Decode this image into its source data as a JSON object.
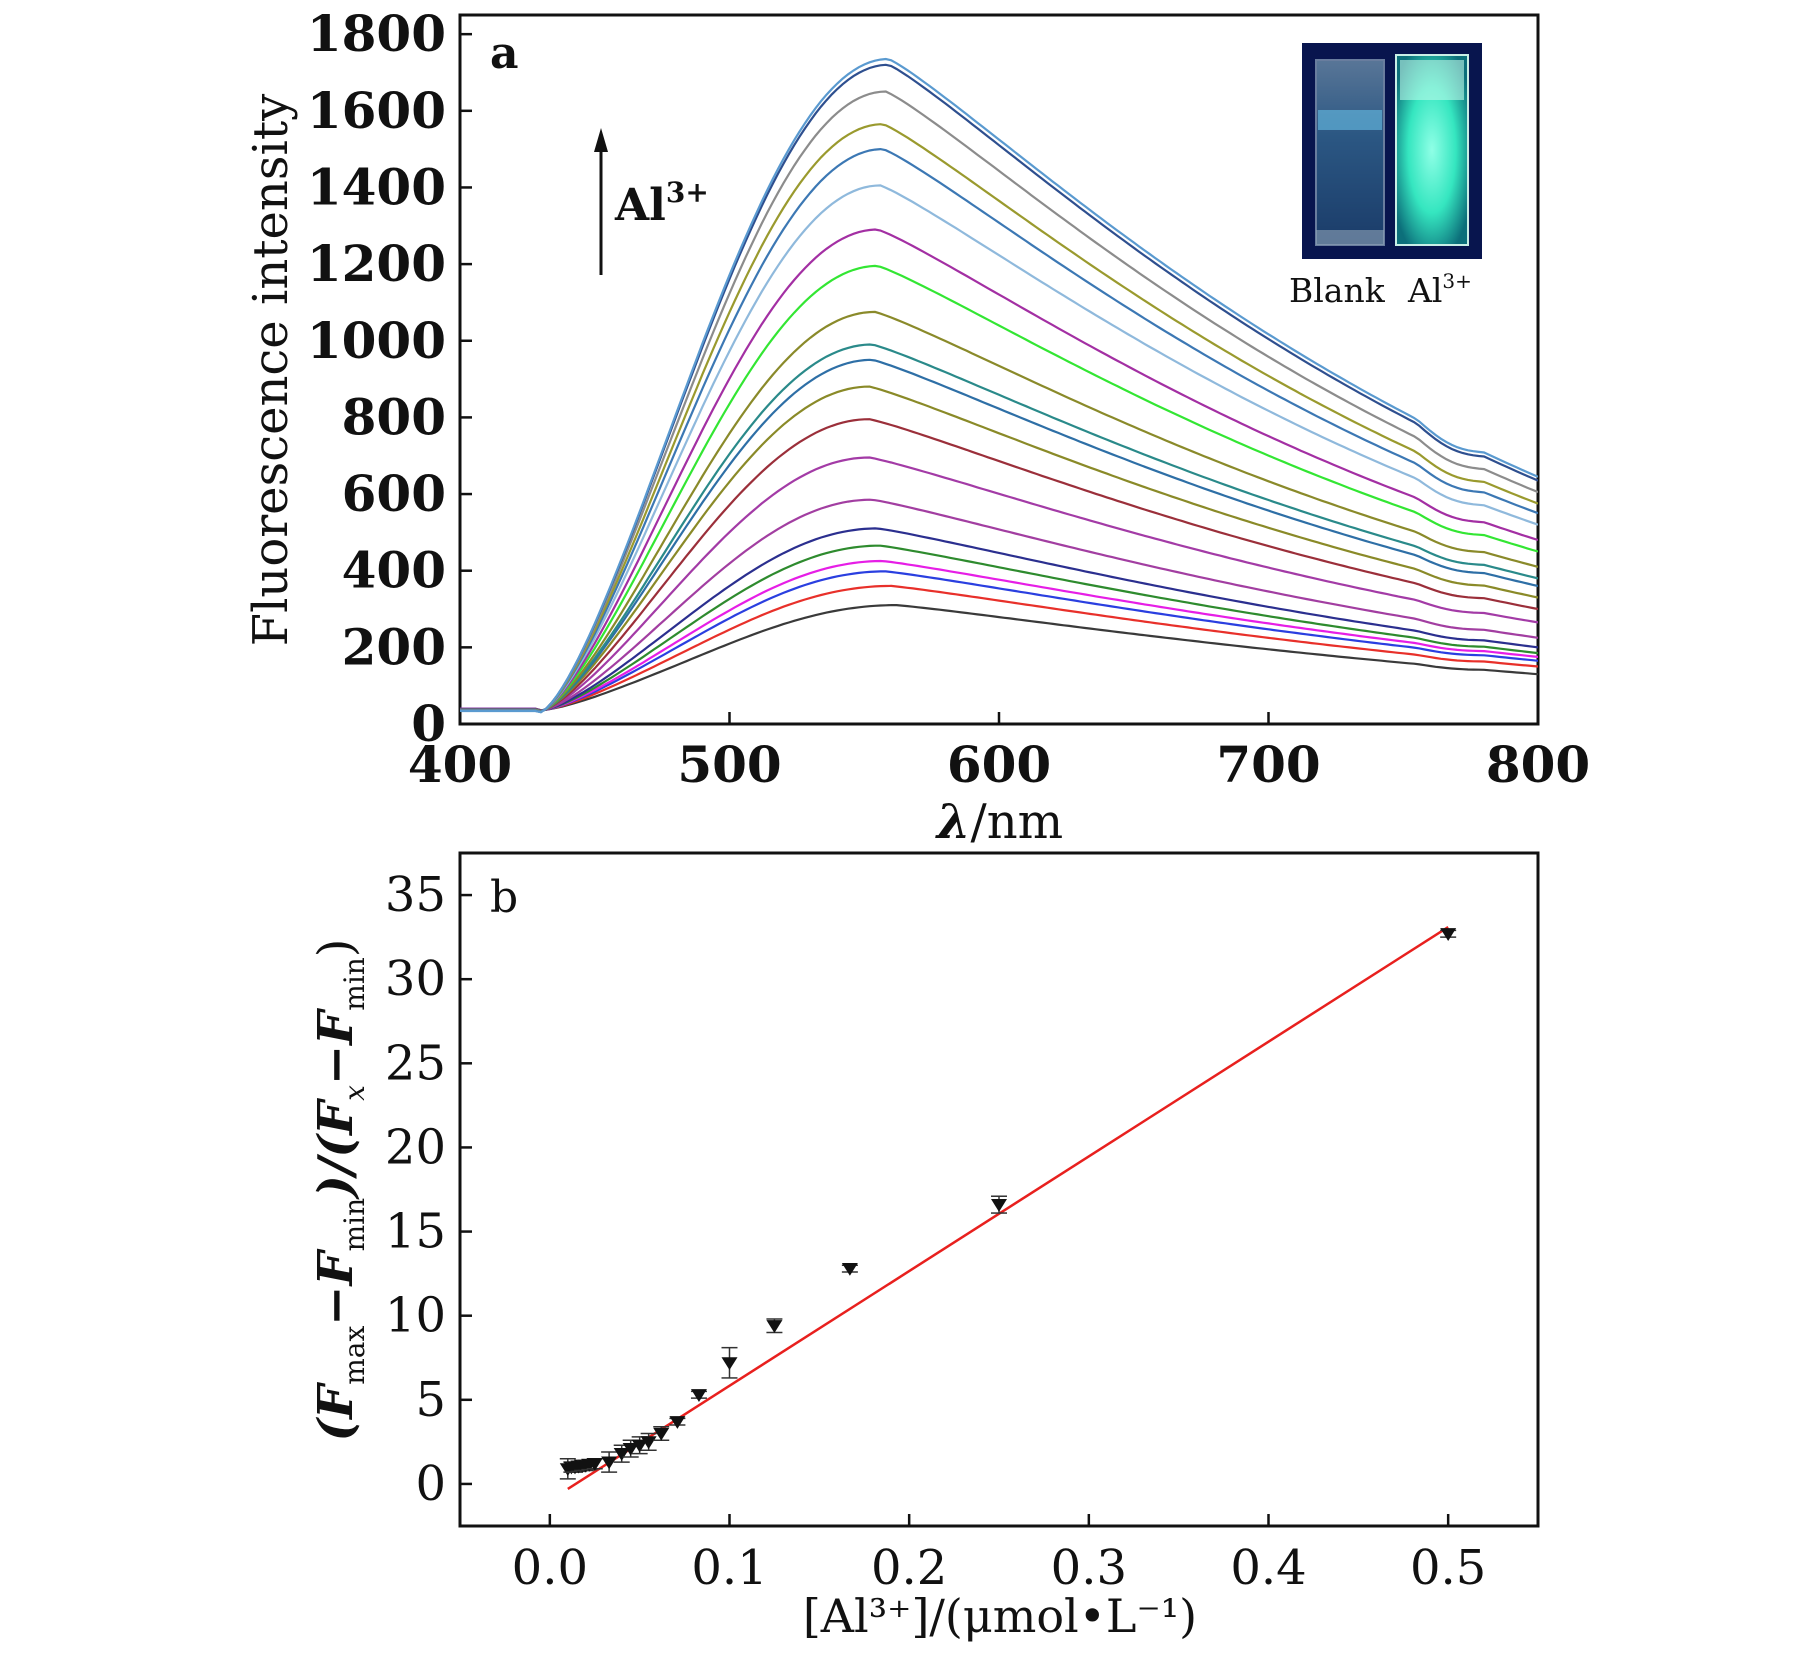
{
  "panel_a": {
    "label": "a",
    "ylabel": "Fluorescence intensity",
    "xlabel_symbol": "λ",
    "xlabel_unit": "/nm",
    "arrow_label": "Al",
    "arrow_label_sup": "3+",
    "inset": {
      "blank_label": "Blank",
      "al_label": "Al",
      "al_sup": "3+"
    }
  },
  "panel_b": {
    "label": "b",
    "ylabel_parts": [
      "(F",
      "max",
      "−F",
      "min",
      ")/(F",
      "x",
      "−F",
      "min",
      ")"
    ],
    "xlabel": "[Al³⁺]/(μmol•L⁻¹)"
  },
  "chart_data": [
    {
      "type": "line",
      "title": "",
      "panel": "a",
      "xlabel": "λ/nm",
      "ylabel": "Fluorescence intensity",
      "xlim": [
        400,
        800
      ],
      "ylim": [
        0,
        1850
      ],
      "xticks": [
        400,
        500,
        600,
        700,
        800
      ],
      "yticks": [
        0,
        200,
        400,
        600,
        800,
        1000,
        1200,
        1400,
        1600,
        1800
      ],
      "series": [
        {
          "name": "s1",
          "color": "#3a3a3a",
          "peak_x": 562,
          "peak": 310,
          "tail_800": 130
        },
        {
          "name": "s2",
          "color": "#e8302a",
          "peak_x": 560,
          "peak": 360,
          "tail_800": 150
        },
        {
          "name": "s3",
          "color": "#2a3fe0",
          "peak_x": 558,
          "peak": 398,
          "tail_800": 165
        },
        {
          "name": "s4",
          "color": "#e61ee6",
          "peak_x": 557,
          "peak": 425,
          "tail_800": 175
        },
        {
          "name": "s5",
          "color": "#2e8b2e",
          "peak_x": 556,
          "peak": 465,
          "tail_800": 185
        },
        {
          "name": "s6",
          "color": "#2b2f8f",
          "peak_x": 555,
          "peak": 510,
          "tail_800": 200
        },
        {
          "name": "s7",
          "color": "#a23ea1",
          "peak_x": 553,
          "peak": 585,
          "tail_800": 225
        },
        {
          "name": "s8",
          "color": "#a33ba6",
          "peak_x": 552,
          "peak": 695,
          "tail_800": 265
        },
        {
          "name": "s9",
          "color": "#9b2f3a",
          "peak_x": 552,
          "peak": 795,
          "tail_800": 300
        },
        {
          "name": "s10",
          "color": "#8a8a28",
          "peak_x": 552,
          "peak": 880,
          "tail_800": 330
        },
        {
          "name": "s11",
          "color": "#2e6fa6",
          "peak_x": 553,
          "peak": 950,
          "tail_800": 360
        },
        {
          "name": "s12",
          "color": "#2a8a8a",
          "peak_x": 553,
          "peak": 990,
          "tail_800": 380
        },
        {
          "name": "s13",
          "color": "#8a8a2a",
          "peak_x": 554,
          "peak": 1075,
          "tail_800": 410
        },
        {
          "name": "s14",
          "color": "#33e633",
          "peak_x": 555,
          "peak": 1195,
          "tail_800": 450
        },
        {
          "name": "s15",
          "color": "#a32fa3",
          "peak_x": 555,
          "peak": 1290,
          "tail_800": 480
        },
        {
          "name": "s16",
          "color": "#8fb9dc",
          "peak_x": 556,
          "peak": 1405,
          "tail_800": 520
        },
        {
          "name": "s17",
          "color": "#3c78b4",
          "peak_x": 557,
          "peak": 1500,
          "tail_800": 550
        },
        {
          "name": "s18",
          "color": "#9a9a2e",
          "peak_x": 557,
          "peak": 1565,
          "tail_800": 575
        },
        {
          "name": "s19",
          "color": "#8c8c8c",
          "peak_x": 558,
          "peak": 1650,
          "tail_800": 605
        },
        {
          "name": "s20",
          "color": "#2e4f8f",
          "peak_x": 559,
          "peak": 1720,
          "tail_800": 635
        },
        {
          "name": "s21",
          "color": "#5a9ad0",
          "peak_x": 559,
          "peak": 1735,
          "tail_800": 645
        }
      ]
    },
    {
      "type": "scatter",
      "title": "",
      "panel": "b",
      "xlabel": "[Al³⁺]/(μmol•L⁻¹)",
      "ylabel": "(Fmax−Fmin)/(Fx−Fmin)",
      "xlim": [
        -0.05,
        0.55
      ],
      "ylim": [
        -2.5,
        37.5
      ],
      "xticks": [
        0.0,
        0.1,
        0.2,
        0.3,
        0.4,
        0.5
      ],
      "xtick_labels": [
        "0.0",
        "0.1",
        "0.2",
        "0.3",
        "0.4",
        "0.5"
      ],
      "yticks": [
        0,
        5,
        10,
        15,
        20,
        25,
        30,
        35
      ],
      "points": [
        {
          "x": 0.01,
          "y": 0.9,
          "err": 0.6
        },
        {
          "x": 0.012,
          "y": 1.0,
          "err": 0.3
        },
        {
          "x": 0.014,
          "y": 1.0,
          "err": 0.3
        },
        {
          "x": 0.016,
          "y": 1.05,
          "err": 0.3
        },
        {
          "x": 0.018,
          "y": 1.1,
          "err": 0.3
        },
        {
          "x": 0.02,
          "y": 1.1,
          "err": 0.3
        },
        {
          "x": 0.022,
          "y": 1.15,
          "err": 0.3
        },
        {
          "x": 0.025,
          "y": 1.2,
          "err": 0.3
        },
        {
          "x": 0.033,
          "y": 1.3,
          "err": 0.6
        },
        {
          "x": 0.04,
          "y": 1.8,
          "err": 0.5
        },
        {
          "x": 0.045,
          "y": 2.1,
          "err": 0.5
        },
        {
          "x": 0.05,
          "y": 2.3,
          "err": 0.5
        },
        {
          "x": 0.055,
          "y": 2.5,
          "err": 0.5
        },
        {
          "x": 0.062,
          "y": 3.0,
          "err": 0.4
        },
        {
          "x": 0.071,
          "y": 3.7,
          "err": 0.2
        },
        {
          "x": 0.083,
          "y": 5.3,
          "err": 0.2
        },
        {
          "x": 0.1,
          "y": 7.2,
          "err": 0.9
        },
        {
          "x": 0.125,
          "y": 9.4,
          "err": 0.4
        },
        {
          "x": 0.167,
          "y": 12.8,
          "err": 0.2
        },
        {
          "x": 0.25,
          "y": 16.6,
          "err": 0.5
        },
        {
          "x": 0.5,
          "y": 32.7,
          "err": 0.2
        }
      ],
      "fit_line": {
        "color": "#e8201e",
        "x": [
          0.01,
          0.5
        ],
        "y": [
          -0.3,
          33.1
        ]
      }
    }
  ]
}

-----

TASK INSTRUCTIONS> Quote the entries above word for word. Leave the images out.

RESPONSE>
Decode this image into its source data as a JSON object.
{
  "panel_a": {
    "label": "a",
    "ylabel": "Fluorescence intensity",
    "xlabel_symbol": "λ",
    "xlabel_unit": "/nm",
    "arrow_label": "Al",
    "arrow_label_sup": "3+",
    "inset": {
      "blank_label": "Blank",
      "al_label": "Al",
      "al_sup": "3+"
    }
  },
  "panel_b": {
    "label": "b",
    "ylabel_parts": [
      "(F",
      "max",
      "−F",
      "min",
      ")/(F",
      "x",
      "−F",
      "min",
      ")"
    ],
    "xlabel": "[Al³⁺]/(μmol•L⁻¹)"
  },
  "chart_data": [
    {
      "type": "line",
      "title": "",
      "panel": "a",
      "xlabel": "λ/nm",
      "ylabel": "Fluorescence intensity",
      "xlim": [
        400,
        800
      ],
      "ylim": [
        0,
        1850
      ],
      "xticks": [
        400,
        500,
        600,
        700,
        800
      ],
      "yticks": [
        0,
        200,
        400,
        600,
        800,
        1000,
        1200,
        1400,
        1600,
        1800
      ],
      "series": [
        {
          "name": "s1",
          "color": "#3a3a3a",
          "peak_x": 562,
          "peak": 310,
          "tail_800": 130
        },
        {
          "name": "s2",
          "color": "#e8302a",
          "peak_x": 560,
          "peak": 360,
          "tail_800": 150
        },
        {
          "name": "s3",
          "color": "#2a3fe0",
          "peak_x": 558,
          "peak": 398,
          "tail_800": 165
        },
        {
          "name": "s4",
          "color": "#e61ee6",
          "peak_x": 557,
          "peak": 425,
          "tail_800": 175
        },
        {
          "name": "s5",
          "color": "#2e8b2e",
          "peak_x": 556,
          "peak": 465,
          "tail_800": 185
        },
        {
          "name": "s6",
          "color": "#2b2f8f",
          "peak_x": 555,
          "peak": 510,
          "tail_800": 200
        },
        {
          "name": "s7",
          "color": "#a23ea1",
          "peak_x": 553,
          "peak": 585,
          "tail_800": 225
        },
        {
          "name": "s8",
          "color": "#a33ba6",
          "peak_x": 552,
          "peak": 695,
          "tail_800": 265
        },
        {
          "name": "s9",
          "color": "#9b2f3a",
          "peak_x": 552,
          "peak": 795,
          "tail_800": 300
        },
        {
          "name": "s10",
          "color": "#8a8a28",
          "peak_x": 552,
          "peak": 880,
          "tail_800": 330
        },
        {
          "name": "s11",
          "color": "#2e6fa6",
          "peak_x": 553,
          "peak": 950,
          "tail_800": 360
        },
        {
          "name": "s12",
          "color": "#2a8a8a",
          "peak_x": 553,
          "peak": 990,
          "tail_800": 380
        },
        {
          "name": "s13",
          "color": "#8a8a2a",
          "peak_x": 554,
          "peak": 1075,
          "tail_800": 410
        },
        {
          "name": "s14",
          "color": "#33e633",
          "peak_x": 555,
          "peak": 1195,
          "tail_800": 450
        },
        {
          "name": "s15",
          "color": "#a32fa3",
          "peak_x": 555,
          "peak": 1290,
          "tail_800": 480
        },
        {
          "name": "s16",
          "color": "#8fb9dc",
          "peak_x": 556,
          "peak": 1405,
          "tail_800": 520
        },
        {
          "name": "s17",
          "color": "#3c78b4",
          "peak_x": 557,
          "peak": 1500,
          "tail_800": 550
        },
        {
          "name": "s18",
          "color": "#9a9a2e",
          "peak_x": 557,
          "peak": 1565,
          "tail_800": 575
        },
        {
          "name": "s19",
          "color": "#8c8c8c",
          "peak_x": 558,
          "peak": 1650,
          "tail_800": 605
        },
        {
          "name": "s20",
          "color": "#2e4f8f",
          "peak_x": 559,
          "peak": 1720,
          "tail_800": 635
        },
        {
          "name": "s21",
          "color": "#5a9ad0",
          "peak_x": 559,
          "peak": 1735,
          "tail_800": 645
        }
      ]
    },
    {
      "type": "scatter",
      "title": "",
      "panel": "b",
      "xlabel": "[Al³⁺]/(μmol•L⁻¹)",
      "ylabel": "(Fmax−Fmin)/(Fx−Fmin)",
      "xlim": [
        -0.05,
        0.55
      ],
      "ylim": [
        -2.5,
        37.5
      ],
      "xticks": [
        0.0,
        0.1,
        0.2,
        0.3,
        0.4,
        0.5
      ],
      "xtick_labels": [
        "0.0",
        "0.1",
        "0.2",
        "0.3",
        "0.4",
        "0.5"
      ],
      "yticks": [
        0,
        5,
        10,
        15,
        20,
        25,
        30,
        35
      ],
      "points": [
        {
          "x": 0.01,
          "y": 0.9,
          "err": 0.6
        },
        {
          "x": 0.012,
          "y": 1.0,
          "err": 0.3
        },
        {
          "x": 0.014,
          "y": 1.0,
          "err": 0.3
        },
        {
          "x": 0.016,
          "y": 1.05,
          "err": 0.3
        },
        {
          "x": 0.018,
          "y": 1.1,
          "err": 0.3
        },
        {
          "x": 0.02,
          "y": 1.1,
          "err": 0.3
        },
        {
          "x": 0.022,
          "y": 1.15,
          "err": 0.3
        },
        {
          "x": 0.025,
          "y": 1.2,
          "err": 0.3
        },
        {
          "x": 0.033,
          "y": 1.3,
          "err": 0.6
        },
        {
          "x": 0.04,
          "y": 1.8,
          "err": 0.5
        },
        {
          "x": 0.045,
          "y": 2.1,
          "err": 0.5
        },
        {
          "x": 0.05,
          "y": 2.3,
          "err": 0.5
        },
        {
          "x": 0.055,
          "y": 2.5,
          "err": 0.5
        },
        {
          "x": 0.062,
          "y": 3.0,
          "err": 0.4
        },
        {
          "x": 0.071,
          "y": 3.7,
          "err": 0.2
        },
        {
          "x": 0.083,
          "y": 5.3,
          "err": 0.2
        },
        {
          "x": 0.1,
          "y": 7.2,
          "err": 0.9
        },
        {
          "x": 0.125,
          "y": 9.4,
          "err": 0.4
        },
        {
          "x": 0.167,
          "y": 12.8,
          "err": 0.2
        },
        {
          "x": 0.25,
          "y": 16.6,
          "err": 0.5
        },
        {
          "x": 0.5,
          "y": 32.7,
          "err": 0.2
        }
      ],
      "fit_line": {
        "color": "#e8201e",
        "x": [
          0.01,
          0.5
        ],
        "y": [
          -0.3,
          33.1
        ]
      }
    }
  ]
}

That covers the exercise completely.